> **The request**
In the entries below, find the line containing "What data populates this chart?". Copy it and all lines after it, exactly, through the end.

> **Source material**
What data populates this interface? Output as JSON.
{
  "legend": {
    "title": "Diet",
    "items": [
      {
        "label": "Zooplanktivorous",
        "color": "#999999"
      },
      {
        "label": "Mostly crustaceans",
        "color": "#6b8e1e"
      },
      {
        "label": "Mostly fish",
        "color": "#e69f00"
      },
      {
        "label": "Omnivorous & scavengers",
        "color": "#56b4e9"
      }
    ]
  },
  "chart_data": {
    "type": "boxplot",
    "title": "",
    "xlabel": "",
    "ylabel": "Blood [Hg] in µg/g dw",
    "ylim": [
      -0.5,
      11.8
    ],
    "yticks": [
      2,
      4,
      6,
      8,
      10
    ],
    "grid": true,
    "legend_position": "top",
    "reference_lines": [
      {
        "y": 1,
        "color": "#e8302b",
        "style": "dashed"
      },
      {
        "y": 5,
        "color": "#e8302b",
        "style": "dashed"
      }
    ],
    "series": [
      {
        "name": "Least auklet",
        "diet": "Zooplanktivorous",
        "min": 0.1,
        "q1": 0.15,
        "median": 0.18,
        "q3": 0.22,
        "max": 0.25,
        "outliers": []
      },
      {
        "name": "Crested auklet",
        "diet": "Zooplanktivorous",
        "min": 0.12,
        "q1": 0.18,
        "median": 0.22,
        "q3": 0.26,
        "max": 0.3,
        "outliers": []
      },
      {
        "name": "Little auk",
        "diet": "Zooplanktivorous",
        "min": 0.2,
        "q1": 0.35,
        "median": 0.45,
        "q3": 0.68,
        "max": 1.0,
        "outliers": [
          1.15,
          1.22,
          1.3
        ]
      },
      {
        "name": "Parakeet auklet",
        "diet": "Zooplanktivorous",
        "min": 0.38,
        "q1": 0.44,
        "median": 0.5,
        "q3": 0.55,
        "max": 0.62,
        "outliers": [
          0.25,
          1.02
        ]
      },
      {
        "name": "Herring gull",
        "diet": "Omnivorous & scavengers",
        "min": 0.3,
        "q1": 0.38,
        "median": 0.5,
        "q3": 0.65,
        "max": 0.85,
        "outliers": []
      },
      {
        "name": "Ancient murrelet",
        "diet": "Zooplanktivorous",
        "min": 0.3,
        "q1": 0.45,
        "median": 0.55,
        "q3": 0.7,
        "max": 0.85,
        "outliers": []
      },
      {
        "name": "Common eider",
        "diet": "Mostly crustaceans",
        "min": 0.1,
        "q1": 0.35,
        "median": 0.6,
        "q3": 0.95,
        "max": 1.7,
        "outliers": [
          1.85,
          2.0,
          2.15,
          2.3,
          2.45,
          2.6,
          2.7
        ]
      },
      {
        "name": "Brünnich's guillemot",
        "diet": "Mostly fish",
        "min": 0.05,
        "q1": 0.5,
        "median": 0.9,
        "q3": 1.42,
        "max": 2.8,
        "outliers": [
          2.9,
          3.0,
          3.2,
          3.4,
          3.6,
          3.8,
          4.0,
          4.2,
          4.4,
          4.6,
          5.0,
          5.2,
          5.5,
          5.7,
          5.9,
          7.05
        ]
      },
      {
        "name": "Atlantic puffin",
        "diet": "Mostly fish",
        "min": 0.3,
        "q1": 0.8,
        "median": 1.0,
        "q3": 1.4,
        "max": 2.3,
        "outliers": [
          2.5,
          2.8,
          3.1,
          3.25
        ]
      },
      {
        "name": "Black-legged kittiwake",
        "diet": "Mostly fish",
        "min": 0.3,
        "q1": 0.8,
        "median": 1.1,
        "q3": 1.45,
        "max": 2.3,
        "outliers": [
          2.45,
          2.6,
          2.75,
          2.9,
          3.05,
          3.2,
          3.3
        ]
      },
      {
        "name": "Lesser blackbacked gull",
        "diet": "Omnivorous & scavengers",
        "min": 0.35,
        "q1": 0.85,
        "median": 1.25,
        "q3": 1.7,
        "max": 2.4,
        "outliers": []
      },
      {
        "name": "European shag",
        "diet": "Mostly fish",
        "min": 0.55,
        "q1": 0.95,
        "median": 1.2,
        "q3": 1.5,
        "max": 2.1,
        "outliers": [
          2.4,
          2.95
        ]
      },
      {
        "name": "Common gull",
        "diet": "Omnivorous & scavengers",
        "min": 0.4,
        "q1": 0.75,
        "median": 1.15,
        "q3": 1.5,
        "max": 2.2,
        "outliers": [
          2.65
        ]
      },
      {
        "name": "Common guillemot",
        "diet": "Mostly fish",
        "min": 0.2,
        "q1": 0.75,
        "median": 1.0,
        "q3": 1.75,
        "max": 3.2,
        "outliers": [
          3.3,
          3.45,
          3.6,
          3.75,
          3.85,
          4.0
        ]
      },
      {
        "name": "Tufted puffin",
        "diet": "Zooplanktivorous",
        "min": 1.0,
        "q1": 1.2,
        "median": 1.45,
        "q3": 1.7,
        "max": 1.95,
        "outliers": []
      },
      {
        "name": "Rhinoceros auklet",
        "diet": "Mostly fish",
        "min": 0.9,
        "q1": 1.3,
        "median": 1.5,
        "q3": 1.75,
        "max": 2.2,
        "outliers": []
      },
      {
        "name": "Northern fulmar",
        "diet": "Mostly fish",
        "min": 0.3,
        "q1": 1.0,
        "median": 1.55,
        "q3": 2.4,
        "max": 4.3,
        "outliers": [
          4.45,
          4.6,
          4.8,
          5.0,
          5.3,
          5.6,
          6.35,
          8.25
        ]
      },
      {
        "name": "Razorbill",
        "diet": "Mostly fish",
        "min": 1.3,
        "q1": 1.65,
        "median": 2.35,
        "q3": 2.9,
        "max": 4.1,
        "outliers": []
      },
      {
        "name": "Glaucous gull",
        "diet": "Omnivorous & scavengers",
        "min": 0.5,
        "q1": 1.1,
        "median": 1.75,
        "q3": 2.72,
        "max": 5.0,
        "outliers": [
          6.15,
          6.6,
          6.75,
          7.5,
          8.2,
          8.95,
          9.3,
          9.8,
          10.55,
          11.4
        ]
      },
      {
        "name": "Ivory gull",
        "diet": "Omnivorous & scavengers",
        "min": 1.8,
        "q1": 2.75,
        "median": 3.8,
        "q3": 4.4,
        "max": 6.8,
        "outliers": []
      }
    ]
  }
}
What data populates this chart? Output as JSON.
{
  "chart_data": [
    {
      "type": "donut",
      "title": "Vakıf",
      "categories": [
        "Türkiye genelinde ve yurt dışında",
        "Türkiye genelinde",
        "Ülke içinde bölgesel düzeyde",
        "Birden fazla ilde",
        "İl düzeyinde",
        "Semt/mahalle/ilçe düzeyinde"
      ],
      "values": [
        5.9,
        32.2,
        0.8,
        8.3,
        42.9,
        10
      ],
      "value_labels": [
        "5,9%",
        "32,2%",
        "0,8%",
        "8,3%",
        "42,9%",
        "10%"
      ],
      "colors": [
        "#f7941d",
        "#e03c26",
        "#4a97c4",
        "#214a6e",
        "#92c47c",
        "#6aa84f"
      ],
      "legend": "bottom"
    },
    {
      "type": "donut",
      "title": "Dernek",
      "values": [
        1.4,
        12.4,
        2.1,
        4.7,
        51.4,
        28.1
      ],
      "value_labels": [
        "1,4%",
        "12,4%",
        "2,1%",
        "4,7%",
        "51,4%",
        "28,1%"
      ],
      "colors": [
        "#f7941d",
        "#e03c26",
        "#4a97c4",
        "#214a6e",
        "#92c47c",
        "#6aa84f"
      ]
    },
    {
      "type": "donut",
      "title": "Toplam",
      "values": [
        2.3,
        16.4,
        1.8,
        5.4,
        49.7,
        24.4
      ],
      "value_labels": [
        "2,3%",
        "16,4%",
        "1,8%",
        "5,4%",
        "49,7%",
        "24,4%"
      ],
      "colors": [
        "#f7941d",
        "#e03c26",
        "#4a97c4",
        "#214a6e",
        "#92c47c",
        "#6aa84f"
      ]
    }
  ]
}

> **Result below**
What data populates this chart? Output as JSON.
{
  "chart_data": [
    {
      "type": "donut",
      "title": "Vakıf",
      "categories": [
        "Türkiye genelinde ve yurt dışında",
        "Türkiye genelinde",
        "Ülke içinde bölgesel düzeyde",
        "Birden fazla ilde",
        "İl düzeyinde",
        "Semt/mahalle/ilçe düzeyinde"
      ],
      "values": [
        5.9,
        32.2,
        0.8,
        8.3,
        42.9,
        10
      ],
      "value_labels": [
        "5,9%",
        "32,2%",
        "0,8%",
        "8,3%",
        "42,9%",
        "10%"
      ],
      "colors": [
        "#f7941d",
        "#e03c26",
        "#4a97c4",
        "#214a6e",
        "#92c47c",
        "#6aa84f"
      ],
      "legend": "bottom"
    },
    {
      "type": "donut",
      "title": "Dernek",
      "values": [
        1.4,
        12.4,
        2.1,
        4.7,
        51.4,
        28.1
      ],
      "value_labels": [
        "1,4%",
        "12,4%",
        "2,1%",
        "4,7%",
        "51,4%",
        "28,1%"
      ],
      "colors": [
        "#f7941d",
        "#e03c26",
        "#4a97c4",
        "#214a6e",
        "#92c47c",
        "#6aa84f"
      ]
    },
    {
      "type": "donut",
      "title": "Toplam",
      "values": [
        2.3,
        16.4,
        1.8,
        5.4,
        49.7,
        24.4
      ],
      "value_labels": [
        "2,3%",
        "16,4%",
        "1,8%",
        "5,4%",
        "49,7%",
        "24,4%"
      ],
      "colors": [
        "#f7941d",
        "#e03c26",
        "#4a97c4",
        "#214a6e",
        "#92c47c",
        "#6aa84f"
      ]
    }
  ]
}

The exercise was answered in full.